Task brief ▸ Copy out, unchanged, the entries below that start with the line containing "726, 360, 740]" and end with the line containing "124, 1385, 690]", including both of those lines.

Records provided ▸

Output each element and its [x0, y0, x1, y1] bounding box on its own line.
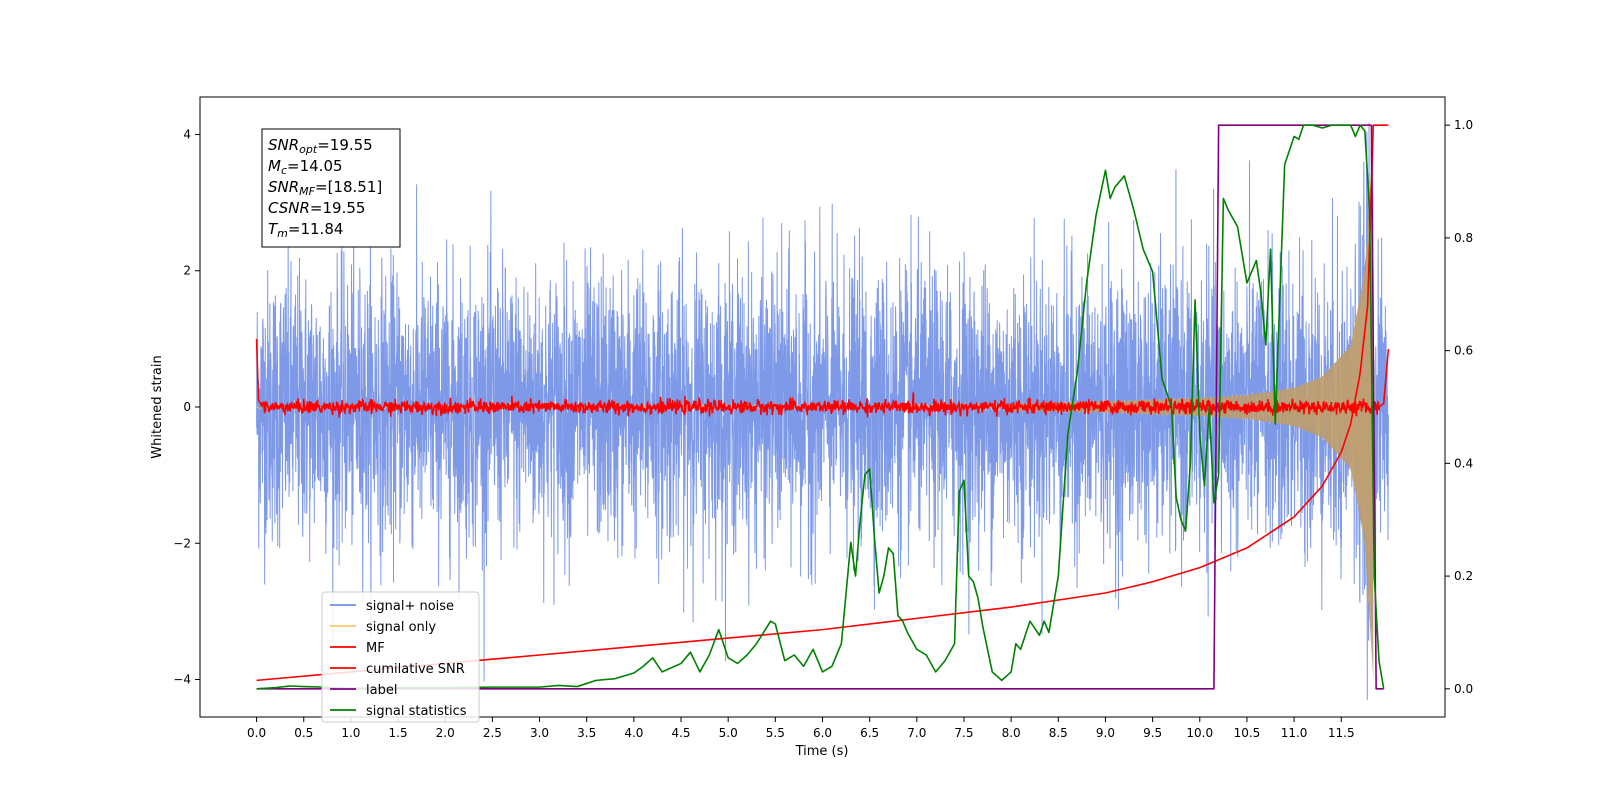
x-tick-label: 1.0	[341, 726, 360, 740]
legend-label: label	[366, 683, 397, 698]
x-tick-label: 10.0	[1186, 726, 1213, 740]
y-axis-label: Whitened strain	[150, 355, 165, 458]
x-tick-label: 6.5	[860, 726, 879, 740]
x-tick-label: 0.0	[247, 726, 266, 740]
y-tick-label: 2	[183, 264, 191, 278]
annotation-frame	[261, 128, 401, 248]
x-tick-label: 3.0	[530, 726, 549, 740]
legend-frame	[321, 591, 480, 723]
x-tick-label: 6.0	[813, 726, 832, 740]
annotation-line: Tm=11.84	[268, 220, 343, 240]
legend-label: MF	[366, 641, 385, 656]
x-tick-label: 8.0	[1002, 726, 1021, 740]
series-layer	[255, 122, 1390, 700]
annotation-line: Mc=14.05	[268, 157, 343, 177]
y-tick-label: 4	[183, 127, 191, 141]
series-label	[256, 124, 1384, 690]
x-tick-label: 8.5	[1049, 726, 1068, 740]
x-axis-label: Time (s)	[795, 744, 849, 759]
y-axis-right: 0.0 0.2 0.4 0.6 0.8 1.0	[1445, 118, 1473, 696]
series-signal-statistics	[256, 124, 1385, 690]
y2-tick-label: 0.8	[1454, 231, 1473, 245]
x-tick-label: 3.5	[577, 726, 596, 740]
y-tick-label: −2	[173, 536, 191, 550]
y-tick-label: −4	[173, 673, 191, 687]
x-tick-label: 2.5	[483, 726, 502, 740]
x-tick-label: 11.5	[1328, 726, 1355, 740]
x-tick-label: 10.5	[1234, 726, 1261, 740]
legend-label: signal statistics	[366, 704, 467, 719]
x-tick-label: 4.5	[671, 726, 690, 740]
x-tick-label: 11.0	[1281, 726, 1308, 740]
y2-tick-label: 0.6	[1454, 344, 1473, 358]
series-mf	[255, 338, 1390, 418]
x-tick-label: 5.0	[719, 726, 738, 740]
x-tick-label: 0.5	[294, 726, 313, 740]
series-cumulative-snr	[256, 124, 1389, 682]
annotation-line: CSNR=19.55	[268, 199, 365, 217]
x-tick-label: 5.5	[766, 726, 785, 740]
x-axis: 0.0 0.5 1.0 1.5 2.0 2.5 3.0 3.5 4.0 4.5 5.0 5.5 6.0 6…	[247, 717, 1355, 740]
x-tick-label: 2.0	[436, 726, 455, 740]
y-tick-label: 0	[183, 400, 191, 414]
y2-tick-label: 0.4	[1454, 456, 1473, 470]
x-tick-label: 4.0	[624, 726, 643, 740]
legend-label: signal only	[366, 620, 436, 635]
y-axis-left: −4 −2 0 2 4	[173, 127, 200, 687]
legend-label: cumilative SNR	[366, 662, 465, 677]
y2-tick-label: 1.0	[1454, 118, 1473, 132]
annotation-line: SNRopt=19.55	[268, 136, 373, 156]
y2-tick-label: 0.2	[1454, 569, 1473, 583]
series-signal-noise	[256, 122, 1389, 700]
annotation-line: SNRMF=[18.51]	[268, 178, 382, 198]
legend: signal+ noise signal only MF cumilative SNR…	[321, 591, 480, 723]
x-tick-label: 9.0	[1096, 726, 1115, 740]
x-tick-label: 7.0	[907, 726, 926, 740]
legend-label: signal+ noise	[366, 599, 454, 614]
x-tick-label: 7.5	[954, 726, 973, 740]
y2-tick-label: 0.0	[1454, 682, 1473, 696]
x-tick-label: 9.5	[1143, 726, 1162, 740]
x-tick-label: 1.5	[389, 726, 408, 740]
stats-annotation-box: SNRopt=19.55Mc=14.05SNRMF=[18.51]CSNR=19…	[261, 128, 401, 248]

==

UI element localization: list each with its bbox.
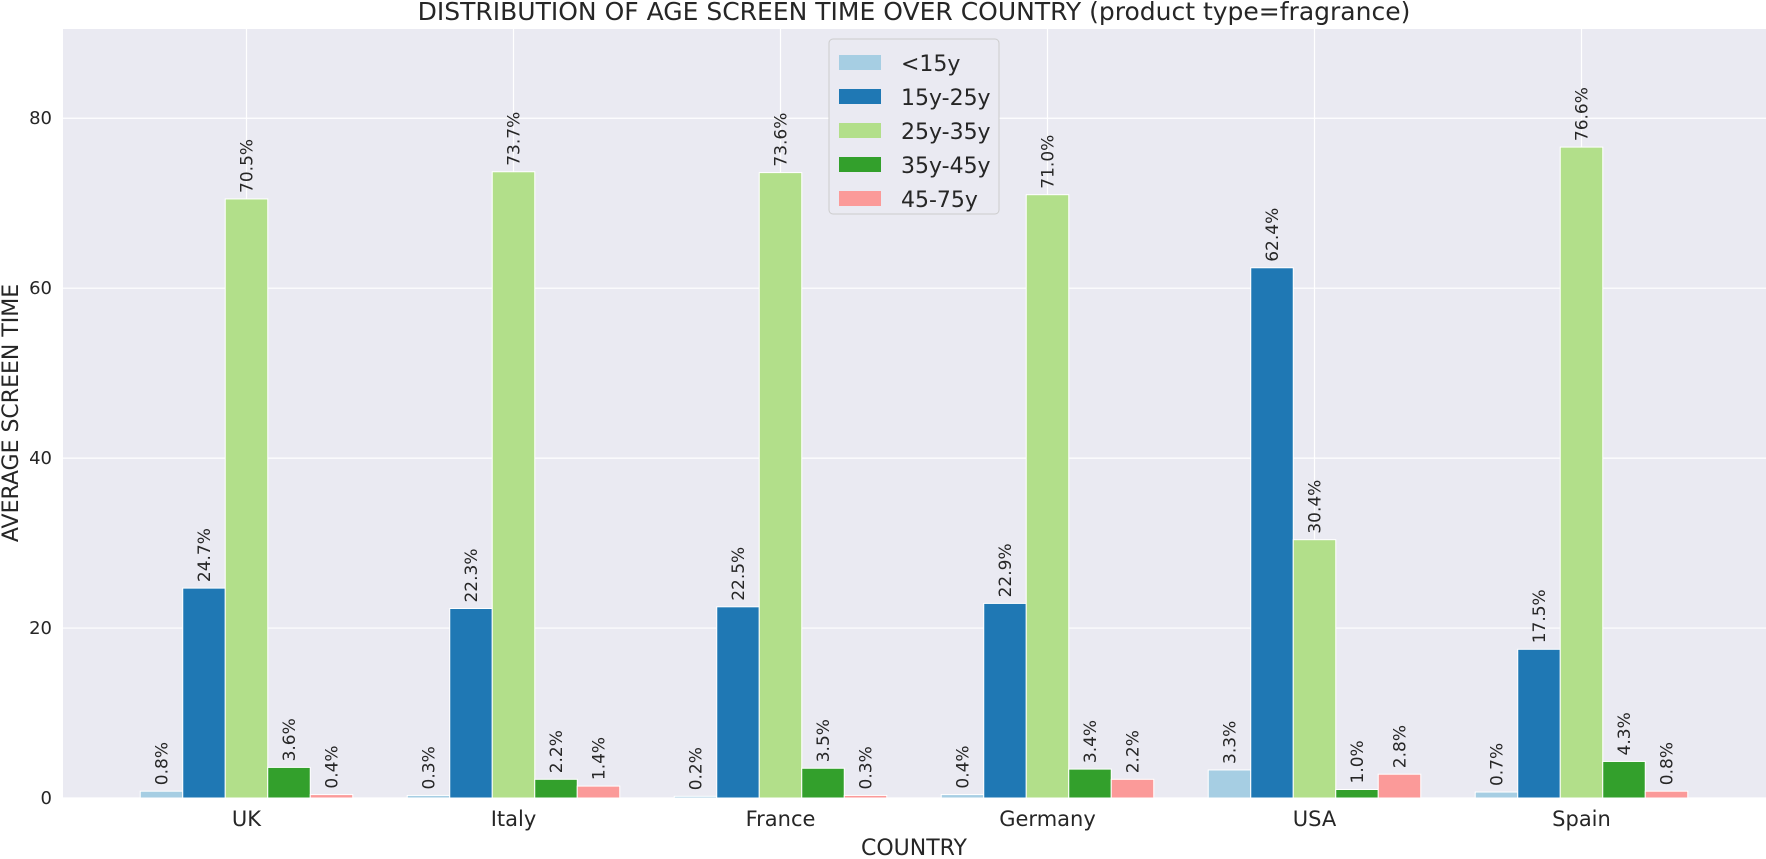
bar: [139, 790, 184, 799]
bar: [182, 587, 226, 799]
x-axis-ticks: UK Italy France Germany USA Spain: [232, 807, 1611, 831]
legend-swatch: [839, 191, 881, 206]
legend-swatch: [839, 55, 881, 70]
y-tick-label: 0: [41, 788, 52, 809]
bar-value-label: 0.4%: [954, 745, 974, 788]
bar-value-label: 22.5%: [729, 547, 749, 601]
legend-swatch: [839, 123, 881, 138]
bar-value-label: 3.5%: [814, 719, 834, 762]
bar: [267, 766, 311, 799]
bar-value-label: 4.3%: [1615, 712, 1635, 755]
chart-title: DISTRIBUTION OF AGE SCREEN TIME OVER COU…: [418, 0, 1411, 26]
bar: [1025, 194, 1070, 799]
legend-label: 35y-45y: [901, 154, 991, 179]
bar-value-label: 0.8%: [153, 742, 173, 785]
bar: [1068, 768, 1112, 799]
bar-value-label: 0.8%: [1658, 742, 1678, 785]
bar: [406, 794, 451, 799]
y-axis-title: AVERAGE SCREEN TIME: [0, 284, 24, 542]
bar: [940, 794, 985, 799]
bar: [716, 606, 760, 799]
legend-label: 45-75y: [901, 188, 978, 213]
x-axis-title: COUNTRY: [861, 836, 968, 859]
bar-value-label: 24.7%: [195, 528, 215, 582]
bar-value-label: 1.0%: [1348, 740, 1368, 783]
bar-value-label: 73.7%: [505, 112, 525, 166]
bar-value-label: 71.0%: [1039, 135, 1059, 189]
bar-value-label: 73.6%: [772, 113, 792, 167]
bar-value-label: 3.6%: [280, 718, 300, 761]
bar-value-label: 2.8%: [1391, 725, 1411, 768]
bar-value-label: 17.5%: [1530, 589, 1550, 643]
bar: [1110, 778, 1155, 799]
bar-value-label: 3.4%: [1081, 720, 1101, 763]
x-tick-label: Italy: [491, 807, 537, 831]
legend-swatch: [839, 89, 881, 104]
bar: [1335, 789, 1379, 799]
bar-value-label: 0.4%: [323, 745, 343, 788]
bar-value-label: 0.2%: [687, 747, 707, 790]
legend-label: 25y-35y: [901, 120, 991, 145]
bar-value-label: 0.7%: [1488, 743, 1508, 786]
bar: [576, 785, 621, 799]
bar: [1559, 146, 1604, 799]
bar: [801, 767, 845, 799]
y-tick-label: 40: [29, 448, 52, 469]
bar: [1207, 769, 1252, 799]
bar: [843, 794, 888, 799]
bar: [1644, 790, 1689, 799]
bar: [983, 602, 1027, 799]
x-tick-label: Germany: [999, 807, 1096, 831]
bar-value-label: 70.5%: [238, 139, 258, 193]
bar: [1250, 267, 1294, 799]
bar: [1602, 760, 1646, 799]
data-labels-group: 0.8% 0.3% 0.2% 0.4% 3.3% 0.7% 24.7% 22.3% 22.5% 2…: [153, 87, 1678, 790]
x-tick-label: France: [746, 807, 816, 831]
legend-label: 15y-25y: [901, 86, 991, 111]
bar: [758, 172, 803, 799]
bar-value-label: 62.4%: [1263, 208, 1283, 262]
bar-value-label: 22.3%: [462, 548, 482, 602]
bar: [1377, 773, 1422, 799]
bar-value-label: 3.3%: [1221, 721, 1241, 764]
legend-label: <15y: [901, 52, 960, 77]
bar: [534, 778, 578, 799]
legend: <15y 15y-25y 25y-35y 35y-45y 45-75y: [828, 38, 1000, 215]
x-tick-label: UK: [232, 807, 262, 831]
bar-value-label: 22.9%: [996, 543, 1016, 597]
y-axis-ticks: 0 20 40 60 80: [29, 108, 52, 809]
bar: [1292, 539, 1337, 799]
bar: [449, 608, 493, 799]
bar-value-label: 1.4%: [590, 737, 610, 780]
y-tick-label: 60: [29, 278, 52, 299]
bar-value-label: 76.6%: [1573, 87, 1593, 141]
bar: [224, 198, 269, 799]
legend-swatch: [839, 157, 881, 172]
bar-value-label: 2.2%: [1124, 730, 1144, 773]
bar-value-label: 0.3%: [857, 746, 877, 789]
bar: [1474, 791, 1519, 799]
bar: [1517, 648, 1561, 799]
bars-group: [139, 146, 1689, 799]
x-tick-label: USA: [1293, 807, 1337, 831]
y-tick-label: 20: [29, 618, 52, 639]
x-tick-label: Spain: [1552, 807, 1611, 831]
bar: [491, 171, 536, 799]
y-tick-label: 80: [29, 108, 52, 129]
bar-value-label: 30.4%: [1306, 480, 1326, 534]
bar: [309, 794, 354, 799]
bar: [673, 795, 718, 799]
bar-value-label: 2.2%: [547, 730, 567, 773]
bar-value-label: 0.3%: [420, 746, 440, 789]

Solved exercise ▸
x-tick-label: 1.0	[341, 726, 360, 740]
legend-label: label	[366, 683, 397, 698]
x-tick-label: 10.0	[1186, 726, 1213, 740]
y-axis-label: Whitened strain	[150, 355, 165, 458]
x-tick-label: 6.5	[860, 726, 879, 740]
x-tick-label: 0.0	[247, 726, 266, 740]
y-tick-label: 2	[183, 264, 191, 278]
annotation-frame	[261, 128, 401, 248]
x-tick-label: 3.0	[530, 726, 549, 740]
legend-frame	[321, 591, 480, 723]
x-tick-label: 6.0	[813, 726, 832, 740]
annotation-line: Tm=11.84	[268, 220, 343, 240]
legend-label: MF	[366, 641, 385, 656]
x-tick-label: 8.0	[1002, 726, 1021, 740]
series-layer	[255, 122, 1390, 700]
annotation-line: Mc=14.05	[268, 157, 343, 177]
y-tick-label: 4	[183, 127, 191, 141]
series-label	[256, 124, 1384, 690]
x-tick-label: 8.5	[1049, 726, 1068, 740]
x-axis-label: Time (s)	[795, 744, 849, 759]
y-axis-right: 0.0 0.2 0.4 0.6 0.8 1.0	[1445, 118, 1473, 696]
series-signal-statistics	[256, 124, 1385, 690]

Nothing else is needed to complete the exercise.